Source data
[Begin]

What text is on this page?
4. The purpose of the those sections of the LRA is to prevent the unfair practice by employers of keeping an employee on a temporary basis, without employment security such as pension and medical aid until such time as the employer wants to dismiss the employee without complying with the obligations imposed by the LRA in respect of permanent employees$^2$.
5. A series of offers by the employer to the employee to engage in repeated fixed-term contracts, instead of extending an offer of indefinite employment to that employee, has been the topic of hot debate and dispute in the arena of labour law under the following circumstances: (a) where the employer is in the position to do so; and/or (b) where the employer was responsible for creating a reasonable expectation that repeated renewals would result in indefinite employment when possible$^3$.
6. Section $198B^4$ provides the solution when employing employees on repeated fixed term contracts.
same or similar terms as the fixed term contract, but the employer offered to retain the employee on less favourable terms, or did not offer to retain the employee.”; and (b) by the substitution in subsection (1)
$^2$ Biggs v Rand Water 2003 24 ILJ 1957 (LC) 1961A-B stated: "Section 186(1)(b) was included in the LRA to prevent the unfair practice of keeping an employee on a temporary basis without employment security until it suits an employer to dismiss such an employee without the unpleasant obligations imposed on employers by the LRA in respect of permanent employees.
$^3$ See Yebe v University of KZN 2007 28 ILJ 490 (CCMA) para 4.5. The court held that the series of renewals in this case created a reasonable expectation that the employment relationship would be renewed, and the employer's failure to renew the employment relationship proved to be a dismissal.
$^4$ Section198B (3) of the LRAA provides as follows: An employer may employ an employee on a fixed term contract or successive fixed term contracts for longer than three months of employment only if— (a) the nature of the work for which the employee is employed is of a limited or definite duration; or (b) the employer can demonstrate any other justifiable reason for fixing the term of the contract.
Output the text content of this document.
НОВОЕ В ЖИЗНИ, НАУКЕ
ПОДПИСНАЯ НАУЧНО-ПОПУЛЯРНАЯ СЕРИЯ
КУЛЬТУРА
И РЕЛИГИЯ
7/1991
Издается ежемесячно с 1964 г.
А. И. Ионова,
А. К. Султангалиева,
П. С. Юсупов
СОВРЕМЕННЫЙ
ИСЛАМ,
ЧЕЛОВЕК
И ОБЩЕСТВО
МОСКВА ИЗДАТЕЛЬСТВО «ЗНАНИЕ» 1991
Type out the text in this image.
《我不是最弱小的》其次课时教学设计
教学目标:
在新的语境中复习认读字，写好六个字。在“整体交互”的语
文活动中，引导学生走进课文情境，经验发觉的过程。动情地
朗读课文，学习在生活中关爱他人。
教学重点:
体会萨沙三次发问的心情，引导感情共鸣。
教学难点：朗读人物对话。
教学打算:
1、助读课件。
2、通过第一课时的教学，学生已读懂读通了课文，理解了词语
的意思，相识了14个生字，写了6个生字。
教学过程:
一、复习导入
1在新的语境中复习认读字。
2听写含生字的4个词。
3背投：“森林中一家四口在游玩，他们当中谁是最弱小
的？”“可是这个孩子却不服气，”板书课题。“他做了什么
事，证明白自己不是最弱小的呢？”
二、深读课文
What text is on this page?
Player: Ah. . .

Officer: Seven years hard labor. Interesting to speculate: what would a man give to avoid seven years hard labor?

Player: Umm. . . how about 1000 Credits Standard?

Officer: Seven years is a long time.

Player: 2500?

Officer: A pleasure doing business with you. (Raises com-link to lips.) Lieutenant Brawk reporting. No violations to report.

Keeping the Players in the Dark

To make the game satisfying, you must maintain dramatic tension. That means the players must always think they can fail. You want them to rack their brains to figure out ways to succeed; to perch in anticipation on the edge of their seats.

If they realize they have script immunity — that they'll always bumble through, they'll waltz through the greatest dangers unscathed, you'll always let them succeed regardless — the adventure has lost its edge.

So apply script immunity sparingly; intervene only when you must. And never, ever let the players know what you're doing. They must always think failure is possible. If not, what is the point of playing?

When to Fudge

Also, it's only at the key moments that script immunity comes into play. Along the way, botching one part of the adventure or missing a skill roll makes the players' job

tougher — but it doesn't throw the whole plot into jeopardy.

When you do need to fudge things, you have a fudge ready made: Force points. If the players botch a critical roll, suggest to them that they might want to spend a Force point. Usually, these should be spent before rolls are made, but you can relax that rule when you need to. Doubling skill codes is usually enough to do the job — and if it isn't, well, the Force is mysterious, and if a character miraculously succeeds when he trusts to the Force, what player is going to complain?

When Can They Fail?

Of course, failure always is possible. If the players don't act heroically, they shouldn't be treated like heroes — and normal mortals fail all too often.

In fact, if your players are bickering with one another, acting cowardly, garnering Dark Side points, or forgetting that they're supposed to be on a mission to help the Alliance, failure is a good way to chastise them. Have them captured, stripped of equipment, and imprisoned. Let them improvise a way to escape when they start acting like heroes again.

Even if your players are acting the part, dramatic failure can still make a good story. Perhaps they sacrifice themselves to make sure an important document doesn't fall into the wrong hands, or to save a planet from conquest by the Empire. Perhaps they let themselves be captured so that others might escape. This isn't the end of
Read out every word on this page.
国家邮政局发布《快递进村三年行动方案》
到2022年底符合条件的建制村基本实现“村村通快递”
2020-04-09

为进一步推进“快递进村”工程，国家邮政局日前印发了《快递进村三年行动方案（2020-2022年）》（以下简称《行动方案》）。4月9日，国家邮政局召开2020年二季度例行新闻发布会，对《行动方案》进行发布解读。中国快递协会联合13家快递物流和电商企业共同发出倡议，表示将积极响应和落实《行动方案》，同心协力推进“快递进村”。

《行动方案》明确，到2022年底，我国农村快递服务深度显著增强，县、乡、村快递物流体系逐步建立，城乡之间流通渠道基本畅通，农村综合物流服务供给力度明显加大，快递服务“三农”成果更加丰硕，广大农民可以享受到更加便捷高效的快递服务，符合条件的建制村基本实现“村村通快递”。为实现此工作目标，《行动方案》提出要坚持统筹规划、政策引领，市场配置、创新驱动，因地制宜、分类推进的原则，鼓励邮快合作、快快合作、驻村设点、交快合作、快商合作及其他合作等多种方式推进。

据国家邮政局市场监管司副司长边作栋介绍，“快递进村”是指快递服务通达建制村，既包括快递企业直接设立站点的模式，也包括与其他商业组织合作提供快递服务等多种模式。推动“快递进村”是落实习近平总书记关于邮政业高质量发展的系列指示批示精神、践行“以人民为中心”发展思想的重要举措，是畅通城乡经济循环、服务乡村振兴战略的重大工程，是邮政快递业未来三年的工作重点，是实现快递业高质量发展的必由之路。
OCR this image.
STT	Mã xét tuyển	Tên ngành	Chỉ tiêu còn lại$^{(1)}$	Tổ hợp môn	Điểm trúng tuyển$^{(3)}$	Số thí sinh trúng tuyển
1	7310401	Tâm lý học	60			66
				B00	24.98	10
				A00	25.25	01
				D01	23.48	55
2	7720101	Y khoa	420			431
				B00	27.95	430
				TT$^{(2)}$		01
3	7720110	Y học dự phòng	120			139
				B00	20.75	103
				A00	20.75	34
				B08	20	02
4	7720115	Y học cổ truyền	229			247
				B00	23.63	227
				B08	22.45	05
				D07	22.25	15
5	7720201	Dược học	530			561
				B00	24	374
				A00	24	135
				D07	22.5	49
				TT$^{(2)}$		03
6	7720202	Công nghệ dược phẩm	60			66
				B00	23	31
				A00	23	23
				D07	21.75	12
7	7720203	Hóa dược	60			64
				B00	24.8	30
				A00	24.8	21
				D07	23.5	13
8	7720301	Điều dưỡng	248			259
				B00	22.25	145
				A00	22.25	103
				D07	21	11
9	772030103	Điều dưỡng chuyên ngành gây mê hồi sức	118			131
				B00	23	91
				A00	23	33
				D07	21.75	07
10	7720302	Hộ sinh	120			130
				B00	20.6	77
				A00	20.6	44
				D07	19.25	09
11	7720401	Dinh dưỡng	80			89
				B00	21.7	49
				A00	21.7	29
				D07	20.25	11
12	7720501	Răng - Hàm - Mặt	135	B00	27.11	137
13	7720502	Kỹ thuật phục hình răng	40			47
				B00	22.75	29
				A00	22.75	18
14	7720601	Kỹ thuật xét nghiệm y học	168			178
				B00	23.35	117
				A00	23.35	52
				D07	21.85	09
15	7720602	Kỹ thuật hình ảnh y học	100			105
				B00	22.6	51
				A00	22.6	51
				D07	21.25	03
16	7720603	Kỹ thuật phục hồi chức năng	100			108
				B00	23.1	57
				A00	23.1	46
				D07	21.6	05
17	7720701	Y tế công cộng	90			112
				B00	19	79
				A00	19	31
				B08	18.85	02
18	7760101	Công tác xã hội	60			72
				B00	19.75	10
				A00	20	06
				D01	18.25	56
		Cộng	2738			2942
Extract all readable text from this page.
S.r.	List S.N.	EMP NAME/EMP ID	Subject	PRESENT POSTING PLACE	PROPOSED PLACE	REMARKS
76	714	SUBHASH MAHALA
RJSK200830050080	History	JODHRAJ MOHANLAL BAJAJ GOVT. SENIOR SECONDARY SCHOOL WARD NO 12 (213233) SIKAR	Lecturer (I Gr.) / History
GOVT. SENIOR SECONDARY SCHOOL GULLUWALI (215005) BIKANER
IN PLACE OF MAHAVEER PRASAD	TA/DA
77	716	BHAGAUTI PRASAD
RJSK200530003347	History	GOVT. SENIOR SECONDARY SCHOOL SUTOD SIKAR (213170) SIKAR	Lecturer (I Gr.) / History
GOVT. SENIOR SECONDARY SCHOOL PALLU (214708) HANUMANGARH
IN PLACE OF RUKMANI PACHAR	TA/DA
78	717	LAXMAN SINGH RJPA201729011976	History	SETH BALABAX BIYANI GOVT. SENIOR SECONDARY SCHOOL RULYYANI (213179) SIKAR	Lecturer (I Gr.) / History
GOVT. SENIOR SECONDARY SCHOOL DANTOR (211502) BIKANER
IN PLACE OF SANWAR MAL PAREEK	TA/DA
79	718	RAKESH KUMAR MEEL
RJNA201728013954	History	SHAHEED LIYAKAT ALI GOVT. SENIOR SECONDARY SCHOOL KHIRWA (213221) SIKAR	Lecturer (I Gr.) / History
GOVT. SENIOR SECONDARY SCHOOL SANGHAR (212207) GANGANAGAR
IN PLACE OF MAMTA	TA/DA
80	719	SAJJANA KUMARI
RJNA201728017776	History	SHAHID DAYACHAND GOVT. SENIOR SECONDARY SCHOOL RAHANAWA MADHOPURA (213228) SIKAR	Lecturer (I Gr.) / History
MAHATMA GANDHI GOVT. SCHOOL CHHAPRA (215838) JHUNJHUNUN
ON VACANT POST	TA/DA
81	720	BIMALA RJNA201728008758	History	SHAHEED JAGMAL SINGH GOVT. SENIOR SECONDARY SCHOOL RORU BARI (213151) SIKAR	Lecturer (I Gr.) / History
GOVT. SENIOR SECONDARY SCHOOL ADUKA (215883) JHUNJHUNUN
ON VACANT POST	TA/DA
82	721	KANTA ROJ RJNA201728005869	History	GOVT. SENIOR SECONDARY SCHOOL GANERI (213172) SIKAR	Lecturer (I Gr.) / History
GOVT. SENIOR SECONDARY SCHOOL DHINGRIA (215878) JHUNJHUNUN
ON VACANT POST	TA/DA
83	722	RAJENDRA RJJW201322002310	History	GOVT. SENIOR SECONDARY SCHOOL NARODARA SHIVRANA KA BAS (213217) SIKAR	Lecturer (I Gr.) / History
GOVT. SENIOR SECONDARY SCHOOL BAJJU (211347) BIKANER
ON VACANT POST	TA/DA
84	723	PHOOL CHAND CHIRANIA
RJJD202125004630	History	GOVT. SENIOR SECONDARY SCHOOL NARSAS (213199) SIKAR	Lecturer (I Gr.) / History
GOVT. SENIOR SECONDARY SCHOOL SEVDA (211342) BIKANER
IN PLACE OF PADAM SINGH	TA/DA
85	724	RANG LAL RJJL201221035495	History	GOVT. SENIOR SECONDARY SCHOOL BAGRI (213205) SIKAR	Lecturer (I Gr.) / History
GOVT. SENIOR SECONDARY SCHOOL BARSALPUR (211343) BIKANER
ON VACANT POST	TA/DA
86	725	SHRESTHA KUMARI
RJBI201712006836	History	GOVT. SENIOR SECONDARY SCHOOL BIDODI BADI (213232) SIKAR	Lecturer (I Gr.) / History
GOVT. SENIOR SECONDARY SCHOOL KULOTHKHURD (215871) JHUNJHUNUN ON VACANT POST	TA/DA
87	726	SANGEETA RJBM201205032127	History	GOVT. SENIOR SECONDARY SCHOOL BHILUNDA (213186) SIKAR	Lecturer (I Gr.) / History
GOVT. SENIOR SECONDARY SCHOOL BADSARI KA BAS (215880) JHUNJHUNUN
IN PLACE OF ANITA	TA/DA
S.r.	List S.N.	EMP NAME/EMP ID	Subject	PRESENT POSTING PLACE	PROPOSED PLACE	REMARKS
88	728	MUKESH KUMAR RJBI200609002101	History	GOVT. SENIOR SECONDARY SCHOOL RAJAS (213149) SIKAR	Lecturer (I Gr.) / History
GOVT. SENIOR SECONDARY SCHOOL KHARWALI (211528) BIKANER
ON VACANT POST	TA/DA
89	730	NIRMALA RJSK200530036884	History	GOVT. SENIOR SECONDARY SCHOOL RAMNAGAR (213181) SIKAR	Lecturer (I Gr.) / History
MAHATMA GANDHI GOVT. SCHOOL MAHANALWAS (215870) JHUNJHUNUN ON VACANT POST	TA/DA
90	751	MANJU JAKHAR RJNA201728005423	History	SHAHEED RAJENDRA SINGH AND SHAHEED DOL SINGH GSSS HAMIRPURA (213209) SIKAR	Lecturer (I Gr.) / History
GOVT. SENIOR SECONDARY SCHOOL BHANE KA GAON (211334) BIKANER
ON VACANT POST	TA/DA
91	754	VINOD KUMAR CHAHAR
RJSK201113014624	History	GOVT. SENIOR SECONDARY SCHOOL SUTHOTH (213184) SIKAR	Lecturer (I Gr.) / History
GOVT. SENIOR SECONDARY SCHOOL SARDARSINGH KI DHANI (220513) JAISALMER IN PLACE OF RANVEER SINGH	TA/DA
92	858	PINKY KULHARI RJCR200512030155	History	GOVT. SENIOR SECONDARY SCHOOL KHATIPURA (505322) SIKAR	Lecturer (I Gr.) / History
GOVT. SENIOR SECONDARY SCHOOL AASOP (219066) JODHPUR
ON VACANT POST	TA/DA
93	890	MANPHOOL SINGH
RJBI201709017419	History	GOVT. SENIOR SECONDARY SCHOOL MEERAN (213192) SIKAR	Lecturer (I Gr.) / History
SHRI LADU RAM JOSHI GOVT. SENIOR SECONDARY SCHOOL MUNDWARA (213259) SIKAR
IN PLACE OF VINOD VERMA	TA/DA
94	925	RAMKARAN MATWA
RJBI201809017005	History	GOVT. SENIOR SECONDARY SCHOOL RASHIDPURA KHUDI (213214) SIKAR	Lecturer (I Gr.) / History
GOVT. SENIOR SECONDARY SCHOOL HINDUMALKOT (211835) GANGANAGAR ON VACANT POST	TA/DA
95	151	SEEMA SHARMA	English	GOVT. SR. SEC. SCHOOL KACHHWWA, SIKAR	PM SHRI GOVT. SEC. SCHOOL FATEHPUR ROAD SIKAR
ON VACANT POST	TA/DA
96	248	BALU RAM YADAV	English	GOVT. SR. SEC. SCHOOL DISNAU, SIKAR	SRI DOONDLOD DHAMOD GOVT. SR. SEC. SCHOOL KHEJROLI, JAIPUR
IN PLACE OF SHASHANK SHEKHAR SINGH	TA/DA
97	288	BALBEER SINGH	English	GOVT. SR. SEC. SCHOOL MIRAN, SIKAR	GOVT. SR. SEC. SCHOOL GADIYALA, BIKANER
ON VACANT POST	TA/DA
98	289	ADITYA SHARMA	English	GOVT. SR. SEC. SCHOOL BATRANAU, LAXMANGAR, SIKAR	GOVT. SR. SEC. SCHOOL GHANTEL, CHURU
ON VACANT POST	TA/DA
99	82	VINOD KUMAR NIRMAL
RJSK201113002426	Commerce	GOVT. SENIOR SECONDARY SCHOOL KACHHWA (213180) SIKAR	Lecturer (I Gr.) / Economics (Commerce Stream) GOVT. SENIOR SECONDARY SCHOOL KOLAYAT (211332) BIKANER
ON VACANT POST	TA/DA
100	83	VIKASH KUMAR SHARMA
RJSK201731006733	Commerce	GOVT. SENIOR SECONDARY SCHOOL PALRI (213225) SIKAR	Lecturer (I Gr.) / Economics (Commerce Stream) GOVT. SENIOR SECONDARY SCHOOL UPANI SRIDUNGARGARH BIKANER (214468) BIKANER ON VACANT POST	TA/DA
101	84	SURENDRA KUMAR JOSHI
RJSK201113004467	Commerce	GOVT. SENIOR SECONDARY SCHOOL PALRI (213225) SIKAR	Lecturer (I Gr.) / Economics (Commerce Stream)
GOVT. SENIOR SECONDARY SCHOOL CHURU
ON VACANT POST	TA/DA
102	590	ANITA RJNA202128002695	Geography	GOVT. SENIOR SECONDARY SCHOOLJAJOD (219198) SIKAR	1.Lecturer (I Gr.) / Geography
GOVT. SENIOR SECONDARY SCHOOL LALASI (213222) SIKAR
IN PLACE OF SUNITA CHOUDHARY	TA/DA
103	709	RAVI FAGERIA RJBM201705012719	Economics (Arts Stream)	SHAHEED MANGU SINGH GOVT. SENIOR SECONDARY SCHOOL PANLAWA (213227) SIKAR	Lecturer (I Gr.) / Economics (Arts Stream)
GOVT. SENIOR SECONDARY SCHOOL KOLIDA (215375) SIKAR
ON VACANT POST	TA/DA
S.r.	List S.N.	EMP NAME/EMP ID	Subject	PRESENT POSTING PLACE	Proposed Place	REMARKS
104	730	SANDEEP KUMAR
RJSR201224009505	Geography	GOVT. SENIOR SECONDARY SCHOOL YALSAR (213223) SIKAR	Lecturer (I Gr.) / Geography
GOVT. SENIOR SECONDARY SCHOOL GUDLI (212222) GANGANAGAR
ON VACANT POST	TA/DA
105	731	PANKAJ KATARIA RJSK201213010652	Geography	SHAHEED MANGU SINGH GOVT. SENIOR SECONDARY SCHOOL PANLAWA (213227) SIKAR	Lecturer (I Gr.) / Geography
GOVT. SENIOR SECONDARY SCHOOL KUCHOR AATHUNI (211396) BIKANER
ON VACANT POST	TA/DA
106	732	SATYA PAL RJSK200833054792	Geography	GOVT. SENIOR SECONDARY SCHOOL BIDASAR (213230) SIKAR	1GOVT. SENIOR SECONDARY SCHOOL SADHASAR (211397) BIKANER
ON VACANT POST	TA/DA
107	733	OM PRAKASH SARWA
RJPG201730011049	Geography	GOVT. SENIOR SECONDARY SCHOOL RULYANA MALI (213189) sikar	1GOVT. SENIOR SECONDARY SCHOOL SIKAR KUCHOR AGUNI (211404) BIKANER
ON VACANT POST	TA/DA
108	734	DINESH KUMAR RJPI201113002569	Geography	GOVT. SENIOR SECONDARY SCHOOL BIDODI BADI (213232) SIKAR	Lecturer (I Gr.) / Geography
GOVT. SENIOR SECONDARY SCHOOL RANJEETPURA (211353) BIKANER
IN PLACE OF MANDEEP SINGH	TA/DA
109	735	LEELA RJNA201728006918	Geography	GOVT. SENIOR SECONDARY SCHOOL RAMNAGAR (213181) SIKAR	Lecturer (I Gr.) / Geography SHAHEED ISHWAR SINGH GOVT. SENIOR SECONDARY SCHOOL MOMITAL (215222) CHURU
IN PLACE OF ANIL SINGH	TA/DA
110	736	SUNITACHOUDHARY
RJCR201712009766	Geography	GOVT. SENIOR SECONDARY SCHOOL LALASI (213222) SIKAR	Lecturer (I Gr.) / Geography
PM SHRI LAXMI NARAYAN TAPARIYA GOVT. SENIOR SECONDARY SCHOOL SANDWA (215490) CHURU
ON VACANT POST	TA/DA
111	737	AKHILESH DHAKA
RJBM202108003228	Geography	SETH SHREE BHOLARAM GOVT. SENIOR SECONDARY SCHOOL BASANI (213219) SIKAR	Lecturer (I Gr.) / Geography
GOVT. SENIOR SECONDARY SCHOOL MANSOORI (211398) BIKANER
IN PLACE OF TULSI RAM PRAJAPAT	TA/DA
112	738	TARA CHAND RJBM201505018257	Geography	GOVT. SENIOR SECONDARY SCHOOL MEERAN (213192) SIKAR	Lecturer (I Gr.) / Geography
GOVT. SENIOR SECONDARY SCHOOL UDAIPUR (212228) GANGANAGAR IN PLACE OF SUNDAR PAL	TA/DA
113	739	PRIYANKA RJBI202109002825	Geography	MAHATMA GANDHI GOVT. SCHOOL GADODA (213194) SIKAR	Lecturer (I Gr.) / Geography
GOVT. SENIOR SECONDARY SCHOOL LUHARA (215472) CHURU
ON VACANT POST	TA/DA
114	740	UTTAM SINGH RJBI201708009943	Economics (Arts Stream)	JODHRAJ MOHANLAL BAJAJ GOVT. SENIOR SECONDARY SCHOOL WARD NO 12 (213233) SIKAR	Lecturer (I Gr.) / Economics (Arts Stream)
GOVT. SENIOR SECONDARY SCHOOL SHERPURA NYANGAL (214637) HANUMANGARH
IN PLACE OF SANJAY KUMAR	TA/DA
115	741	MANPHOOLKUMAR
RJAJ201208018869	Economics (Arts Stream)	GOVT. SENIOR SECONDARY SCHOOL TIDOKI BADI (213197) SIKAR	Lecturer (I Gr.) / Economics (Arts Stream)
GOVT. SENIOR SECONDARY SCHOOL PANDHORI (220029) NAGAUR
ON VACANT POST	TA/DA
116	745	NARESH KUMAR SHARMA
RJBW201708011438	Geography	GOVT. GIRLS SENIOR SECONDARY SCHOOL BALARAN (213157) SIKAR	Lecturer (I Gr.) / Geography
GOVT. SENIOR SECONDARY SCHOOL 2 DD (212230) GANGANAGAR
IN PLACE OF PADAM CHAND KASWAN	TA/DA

[End]

• [PROBLEM STATEMENT]
Please list every line of the records that contains "possible".

• [TASK OUTPUT]
5. A series of offers by the employer to the employee to engage in repeated fixed-term contracts, instead of extending an offer of indefinite employment to that employee, has been the topic of hot debate and dispute in the arena of labour law under the following circumstances: (a) where the employer is in the position to do so; and/or (b) where the employer was responsible for creating a reasonable expectation that repeated renewals would result in indefinite employment when possible$^3$.
So apply script immunity sparingly; intervene only when you must. And never, ever let the players know what you're doing. They must always think failure is possible. If not, what is the point of playing?
Of course, failure always is possible. If the players don't act heroically, they shouldn't be treated like heroes — and normal mortals fail all too often.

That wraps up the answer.